§ **Study questions**:
**A.** According to the streaming guide, in what format are streamed responses sent?
**B.** Pick up the streaming guide where it stops and carry it forward.

§ **Extract provided**:
Overview

Streaming allows you to receive responses in real-time as they’re generated, instead of waiting for the complete response.

Enable Streaming

Set stream: true in your request:
from openai import OpenAI

client = OpenAI(
    api_key="YOUR_API_KEY",
    base_url="https://api.redpill.ai/v1"
)

stream = client.chat.completions.create(
    model="openai/gpt-4o",
    messages=[{"role": "user", "content": "Write a long story"}],
    stream=True
)

for chunk in stream:
    if chunk.choices[0].delta.content:
        print(chunk.choices[0].delta.content, end="", flush=True)

Stream Format

Responses are sent as Server-Sent Events (SSE):
data: {"id":"chatcmpl-123","choices":[{"delta":{"content":"Hello"}}]}

data: {"id":"chatcmpl-123","choices":[{"delta":{"content":" world"}}]}

data: [DONE]

Error Handling

try:
    stream = client.chat.completions.create(
        model="openai/gpt-4o",
        messages=[...],
        stream=True
    )

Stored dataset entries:
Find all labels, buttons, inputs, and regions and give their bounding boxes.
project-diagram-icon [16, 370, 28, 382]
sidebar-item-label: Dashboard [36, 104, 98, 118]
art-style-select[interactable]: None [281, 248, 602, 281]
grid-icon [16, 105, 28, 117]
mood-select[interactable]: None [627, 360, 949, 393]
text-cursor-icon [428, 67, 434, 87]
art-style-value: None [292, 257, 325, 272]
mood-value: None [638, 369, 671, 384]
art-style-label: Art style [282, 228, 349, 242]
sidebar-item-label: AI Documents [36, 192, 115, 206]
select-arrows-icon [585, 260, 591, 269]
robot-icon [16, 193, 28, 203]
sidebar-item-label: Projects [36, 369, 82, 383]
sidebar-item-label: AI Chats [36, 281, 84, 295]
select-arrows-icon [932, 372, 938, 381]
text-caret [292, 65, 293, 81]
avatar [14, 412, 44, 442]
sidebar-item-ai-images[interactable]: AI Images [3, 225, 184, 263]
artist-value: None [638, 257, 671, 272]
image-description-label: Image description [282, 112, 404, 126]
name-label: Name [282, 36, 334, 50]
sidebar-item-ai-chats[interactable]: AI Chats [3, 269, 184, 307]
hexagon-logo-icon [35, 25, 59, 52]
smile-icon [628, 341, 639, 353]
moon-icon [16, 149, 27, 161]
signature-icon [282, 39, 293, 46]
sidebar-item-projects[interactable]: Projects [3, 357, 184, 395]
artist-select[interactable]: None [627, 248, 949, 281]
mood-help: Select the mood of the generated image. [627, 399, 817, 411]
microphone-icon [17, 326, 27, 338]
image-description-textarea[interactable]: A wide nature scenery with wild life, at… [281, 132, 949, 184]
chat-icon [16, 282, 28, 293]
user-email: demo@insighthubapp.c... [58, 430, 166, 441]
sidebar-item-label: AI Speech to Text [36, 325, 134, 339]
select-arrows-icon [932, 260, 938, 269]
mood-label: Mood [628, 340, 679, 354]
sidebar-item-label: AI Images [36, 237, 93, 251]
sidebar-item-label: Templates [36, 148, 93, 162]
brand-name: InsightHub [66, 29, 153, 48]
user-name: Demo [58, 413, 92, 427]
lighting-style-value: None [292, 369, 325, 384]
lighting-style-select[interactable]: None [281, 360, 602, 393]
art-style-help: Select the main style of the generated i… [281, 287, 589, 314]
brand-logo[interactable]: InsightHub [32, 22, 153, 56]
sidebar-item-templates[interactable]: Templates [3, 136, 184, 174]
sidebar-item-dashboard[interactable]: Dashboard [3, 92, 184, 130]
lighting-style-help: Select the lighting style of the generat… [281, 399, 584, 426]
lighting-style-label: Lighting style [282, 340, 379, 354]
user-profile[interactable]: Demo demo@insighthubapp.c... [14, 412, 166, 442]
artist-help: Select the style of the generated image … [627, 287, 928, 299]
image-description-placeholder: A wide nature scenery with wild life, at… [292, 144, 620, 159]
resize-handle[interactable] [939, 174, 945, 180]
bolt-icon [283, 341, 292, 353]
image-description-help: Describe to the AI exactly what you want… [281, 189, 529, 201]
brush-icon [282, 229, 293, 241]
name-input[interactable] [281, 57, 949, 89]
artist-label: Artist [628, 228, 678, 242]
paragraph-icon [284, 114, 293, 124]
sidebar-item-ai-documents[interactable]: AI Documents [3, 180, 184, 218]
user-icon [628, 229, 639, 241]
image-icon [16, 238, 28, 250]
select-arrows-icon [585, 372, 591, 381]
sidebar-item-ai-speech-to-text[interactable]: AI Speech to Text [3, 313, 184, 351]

§ **Per-task answers**:
**A.** Server-Sent Events (SSE).

**B.**
    for chunk in stream:
        print(chunk.choices[0].delta.content or "", end="")
except Exception as e:
    print(f"Stream error: {e}")

Use Cases

  • Chatbots: Display responses as they’re typed
  • Code generation: Show code as it’s written
  • Long-form content: Stream articles/essays
  • Better UX: Reduce perceived latency
All 218+ models support streaming, including Phala confidential models.